- WORK TO COMPLETE: Using the listing below, copy every line that mentions "carrier".

Data entries for graphics:
......

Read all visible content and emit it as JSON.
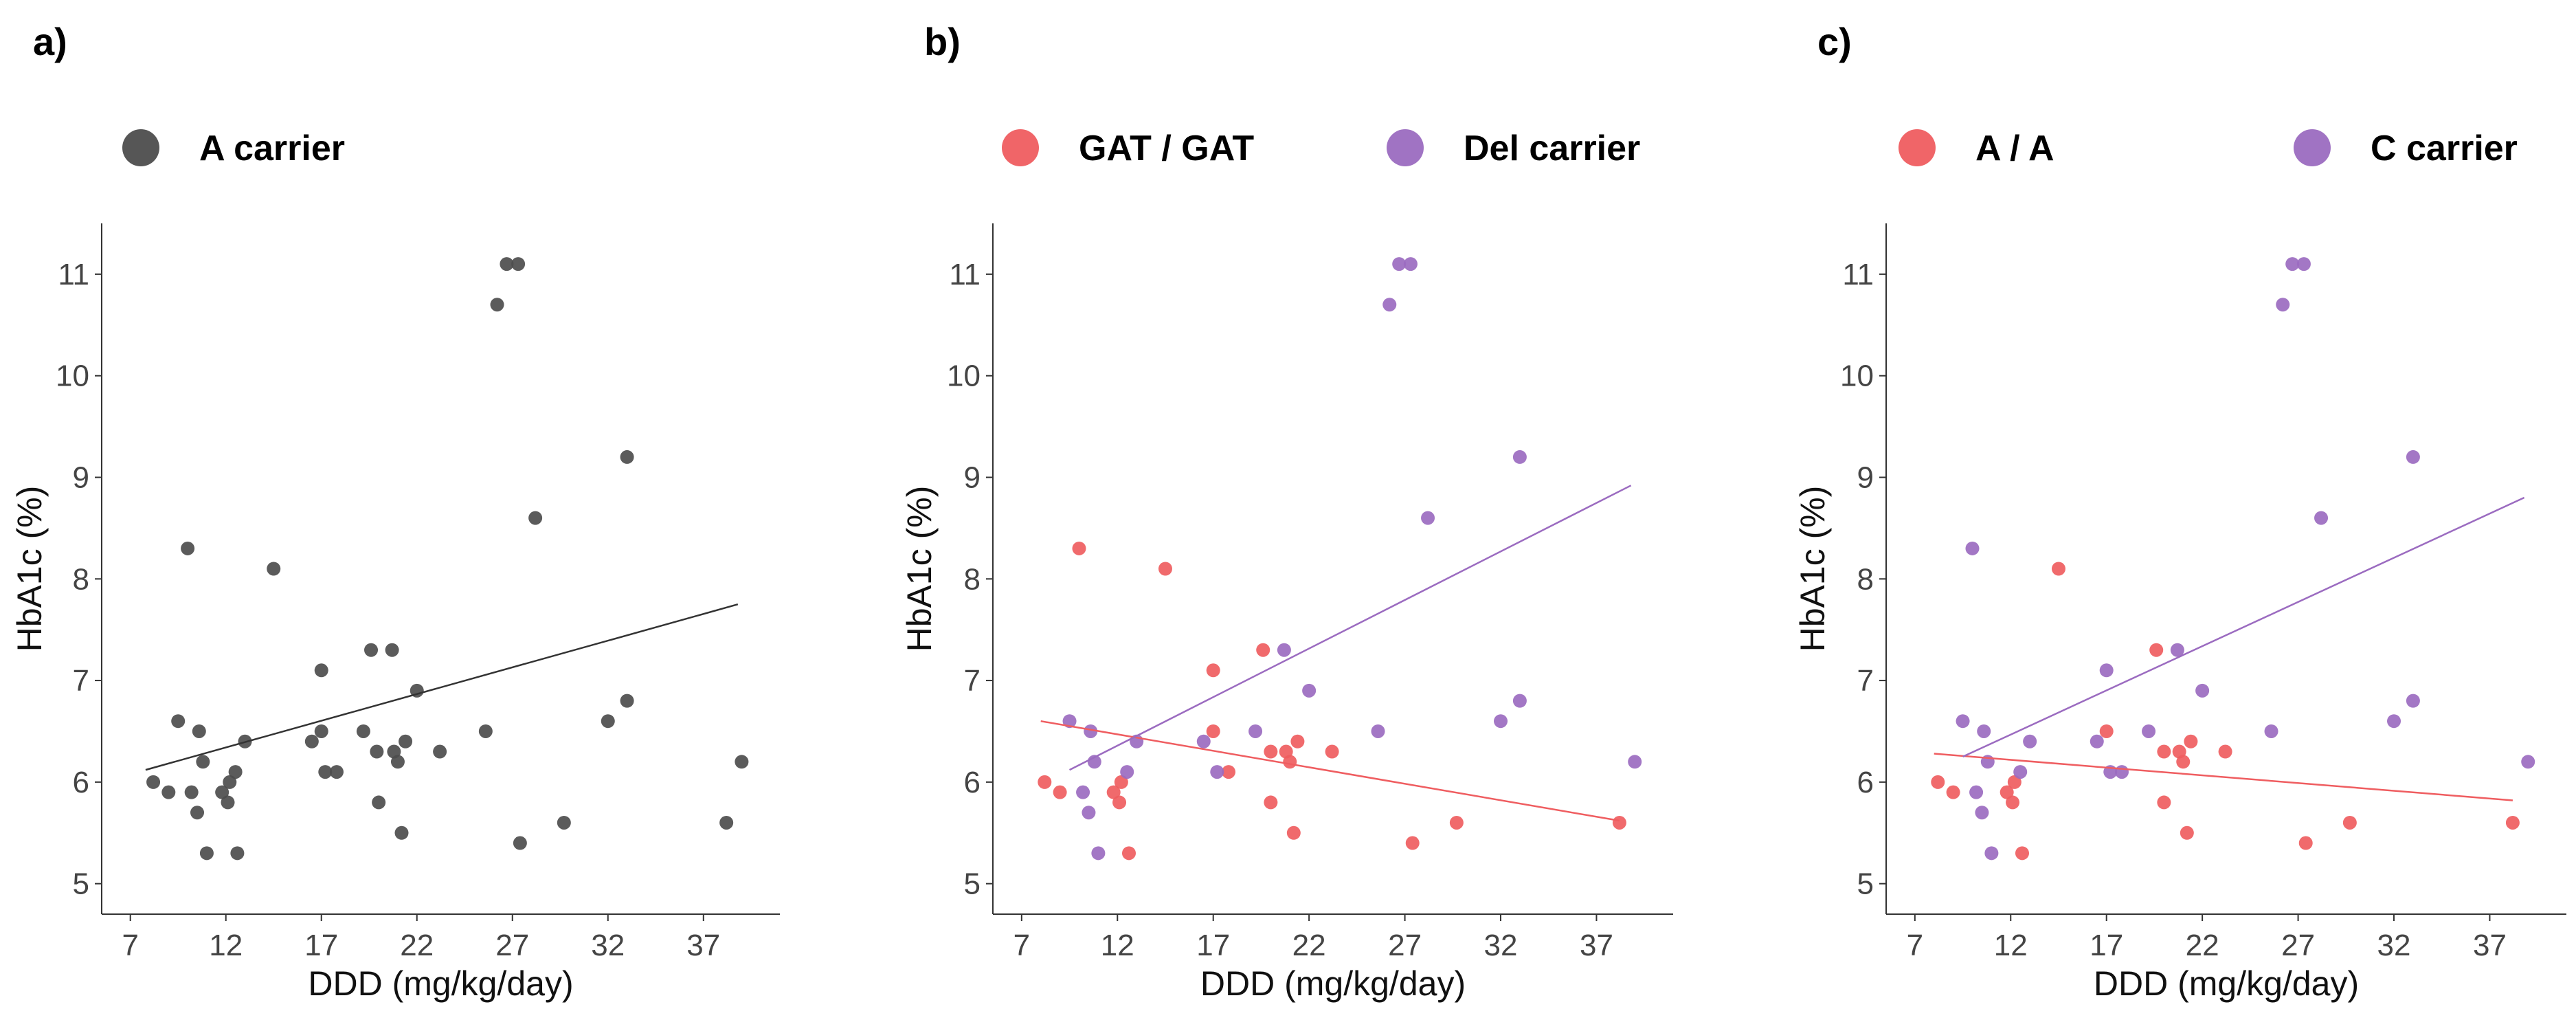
{
  "chart_data": [
    {
      "panel_label": "a)",
      "type": "scatter",
      "xlabel": "DDD (mg/kg/day)",
      "ylabel": "HbA1c (%)",
      "x_ticks": [
        7,
        12,
        17,
        22,
        27,
        32,
        37
      ],
      "y_ticks": [
        5,
        6,
        7,
        8,
        9,
        10,
        11
      ],
      "xlim": [
        5.5,
        41
      ],
      "ylim": [
        4.7,
        11.5
      ],
      "legend": [
        {
          "label": "A carrier",
          "color": "#4d4d4d"
        }
      ],
      "series": [
        {
          "name": "A carrier",
          "color": "#4d4d4d",
          "points": [
            [
              8.2,
              6.0
            ],
            [
              9.0,
              5.9
            ],
            [
              9.5,
              6.6
            ],
            [
              10.0,
              8.3
            ],
            [
              10.2,
              5.9
            ],
            [
              10.5,
              5.7
            ],
            [
              10.6,
              6.5
            ],
            [
              10.8,
              6.2
            ],
            [
              11.0,
              5.3
            ],
            [
              11.8,
              5.9
            ],
            [
              12.1,
              5.8
            ],
            [
              12.2,
              6.0
            ],
            [
              12.5,
              6.1
            ],
            [
              12.6,
              5.3
            ],
            [
              13.0,
              6.4
            ],
            [
              14.5,
              8.1
            ],
            [
              16.5,
              6.4
            ],
            [
              17.0,
              6.5
            ],
            [
              17.0,
              7.1
            ],
            [
              17.2,
              6.1
            ],
            [
              17.8,
              6.1
            ],
            [
              19.2,
              6.5
            ],
            [
              19.6,
              7.3
            ],
            [
              19.9,
              6.3
            ],
            [
              20.0,
              5.8
            ],
            [
              20.7,
              7.3
            ],
            [
              20.8,
              6.3
            ],
            [
              21.0,
              6.2
            ],
            [
              21.2,
              5.5
            ],
            [
              21.4,
              6.4
            ],
            [
              22.0,
              6.9
            ],
            [
              23.2,
              6.3
            ],
            [
              25.6,
              6.5
            ],
            [
              26.2,
              10.7
            ],
            [
              26.7,
              11.1
            ],
            [
              27.3,
              11.1
            ],
            [
              27.4,
              5.4
            ],
            [
              28.2,
              8.6
            ],
            [
              29.7,
              5.6
            ],
            [
              32.0,
              6.6
            ],
            [
              33.0,
              9.2
            ],
            [
              33.0,
              6.8
            ],
            [
              38.2,
              5.6
            ],
            [
              39.0,
              6.2
            ]
          ]
        }
      ],
      "trend_lines": [
        {
          "color": "#333333",
          "x": [
            7.8,
            38.8
          ],
          "y": [
            6.12,
            7.75
          ]
        }
      ]
    },
    {
      "panel_label": "b)",
      "type": "scatter",
      "xlabel": "DDD (mg/kg/day)",
      "ylabel": "HbA1c (%)",
      "x_ticks": [
        7,
        12,
        17,
        22,
        27,
        32,
        37
      ],
      "y_ticks": [
        5,
        6,
        7,
        8,
        9,
        10,
        11
      ],
      "xlim": [
        5.5,
        41
      ],
      "ylim": [
        4.7,
        11.5
      ],
      "legend": [
        {
          "label": "GAT / GAT",
          "color": "#ef5d60"
        },
        {
          "label": "Del carrier",
          "color": "#9b6bc0"
        }
      ],
      "series": [
        {
          "name": "GAT / GAT",
          "color": "#ef5d60",
          "points": [
            [
              8.2,
              6.0
            ],
            [
              9.0,
              5.9
            ],
            [
              10.0,
              8.3
            ],
            [
              11.8,
              5.9
            ],
            [
              12.1,
              5.8
            ],
            [
              12.2,
              6.0
            ],
            [
              12.6,
              5.3
            ],
            [
              14.5,
              8.1
            ],
            [
              17.0,
              6.5
            ],
            [
              17.0,
              7.1
            ],
            [
              17.8,
              6.1
            ],
            [
              19.6,
              7.3
            ],
            [
              20.0,
              6.3
            ],
            [
              20.0,
              5.8
            ],
            [
              20.8,
              6.3
            ],
            [
              21.0,
              6.2
            ],
            [
              21.2,
              5.5
            ],
            [
              21.4,
              6.4
            ],
            [
              23.2,
              6.3
            ],
            [
              27.4,
              5.4
            ],
            [
              29.7,
              5.6
            ],
            [
              38.2,
              5.6
            ]
          ]
        },
        {
          "name": "Del carrier",
          "color": "#9b6bc0",
          "points": [
            [
              9.5,
              6.6
            ],
            [
              10.2,
              5.9
            ],
            [
              10.5,
              5.7
            ],
            [
              10.6,
              6.5
            ],
            [
              10.8,
              6.2
            ],
            [
              11.0,
              5.3
            ],
            [
              12.5,
              6.1
            ],
            [
              13.0,
              6.4
            ],
            [
              16.5,
              6.4
            ],
            [
              17.2,
              6.1
            ],
            [
              19.2,
              6.5
            ],
            [
              20.7,
              7.3
            ],
            [
              22.0,
              6.9
            ],
            [
              25.6,
              6.5
            ],
            [
              26.2,
              10.7
            ],
            [
              26.7,
              11.1
            ],
            [
              27.3,
              11.1
            ],
            [
              28.2,
              8.6
            ],
            [
              32.0,
              6.6
            ],
            [
              33.0,
              9.2
            ],
            [
              33.0,
              6.8
            ],
            [
              39.0,
              6.2
            ]
          ]
        }
      ],
      "trend_lines": [
        {
          "color": "#ef5d60",
          "x": [
            8.0,
            38.2
          ],
          "y": [
            6.6,
            5.62
          ]
        },
        {
          "color": "#9b6bc0",
          "x": [
            9.5,
            38.8
          ],
          "y": [
            6.12,
            8.92
          ]
        }
      ]
    },
    {
      "panel_label": "c)",
      "type": "scatter",
      "xlabel": "DDD (mg/kg/day)",
      "ylabel": "HbA1c (%)",
      "x_ticks": [
        7,
        12,
        17,
        22,
        27,
        32,
        37
      ],
      "y_ticks": [
        5,
        6,
        7,
        8,
        9,
        10,
        11
      ],
      "xlim": [
        5.5,
        41
      ],
      "ylim": [
        4.7,
        11.5
      ],
      "legend": [
        {
          "label": "A / A",
          "color": "#ef5d60"
        },
        {
          "label": "C carrier",
          "color": "#9b6bc0"
        }
      ],
      "series": [
        {
          "name": "A / A",
          "color": "#ef5d60",
          "points": [
            [
              8.2,
              6.0
            ],
            [
              9.0,
              5.9
            ],
            [
              11.8,
              5.9
            ],
            [
              12.1,
              5.8
            ],
            [
              12.2,
              6.0
            ],
            [
              12.6,
              5.3
            ],
            [
              14.5,
              8.1
            ],
            [
              17.0,
              6.5
            ],
            [
              19.6,
              7.3
            ],
            [
              20.0,
              6.3
            ],
            [
              20.0,
              5.8
            ],
            [
              20.8,
              6.3
            ],
            [
              21.0,
              6.2
            ],
            [
              21.2,
              5.5
            ],
            [
              21.4,
              6.4
            ],
            [
              23.2,
              6.3
            ],
            [
              27.4,
              5.4
            ],
            [
              29.7,
              5.6
            ],
            [
              38.2,
              5.6
            ]
          ]
        },
        {
          "name": "C carrier",
          "color": "#9b6bc0",
          "points": [
            [
              9.5,
              6.6
            ],
            [
              10.0,
              8.3
            ],
            [
              10.2,
              5.9
            ],
            [
              10.5,
              5.7
            ],
            [
              10.6,
              6.5
            ],
            [
              10.8,
              6.2
            ],
            [
              11.0,
              5.3
            ],
            [
              12.5,
              6.1
            ],
            [
              13.0,
              6.4
            ],
            [
              16.5,
              6.4
            ],
            [
              17.0,
              7.1
            ],
            [
              17.2,
              6.1
            ],
            [
              17.8,
              6.1
            ],
            [
              19.2,
              6.5
            ],
            [
              20.7,
              7.3
            ],
            [
              22.0,
              6.9
            ],
            [
              25.6,
              6.5
            ],
            [
              26.2,
              10.7
            ],
            [
              26.7,
              11.1
            ],
            [
              27.3,
              11.1
            ],
            [
              28.2,
              8.6
            ],
            [
              32.0,
              6.6
            ],
            [
              33.0,
              9.2
            ],
            [
              33.0,
              6.8
            ],
            [
              39.0,
              6.2
            ]
          ]
        }
      ],
      "trend_lines": [
        {
          "color": "#ef5d60",
          "x": [
            8.0,
            38.2
          ],
          "y": [
            6.28,
            5.82
          ]
        },
        {
          "color": "#9b6bc0",
          "x": [
            9.5,
            38.8
          ],
          "y": [
            6.25,
            8.8
          ]
        }
      ]
    }
  ]
}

......

- SOLVED EXERCISE:
          "label": "A carrier",
          "name": "A carrier",
          "label": "Del carrier",
          "name": "Del carrier",
          "label": "C carrier",
          "name": "C carrier",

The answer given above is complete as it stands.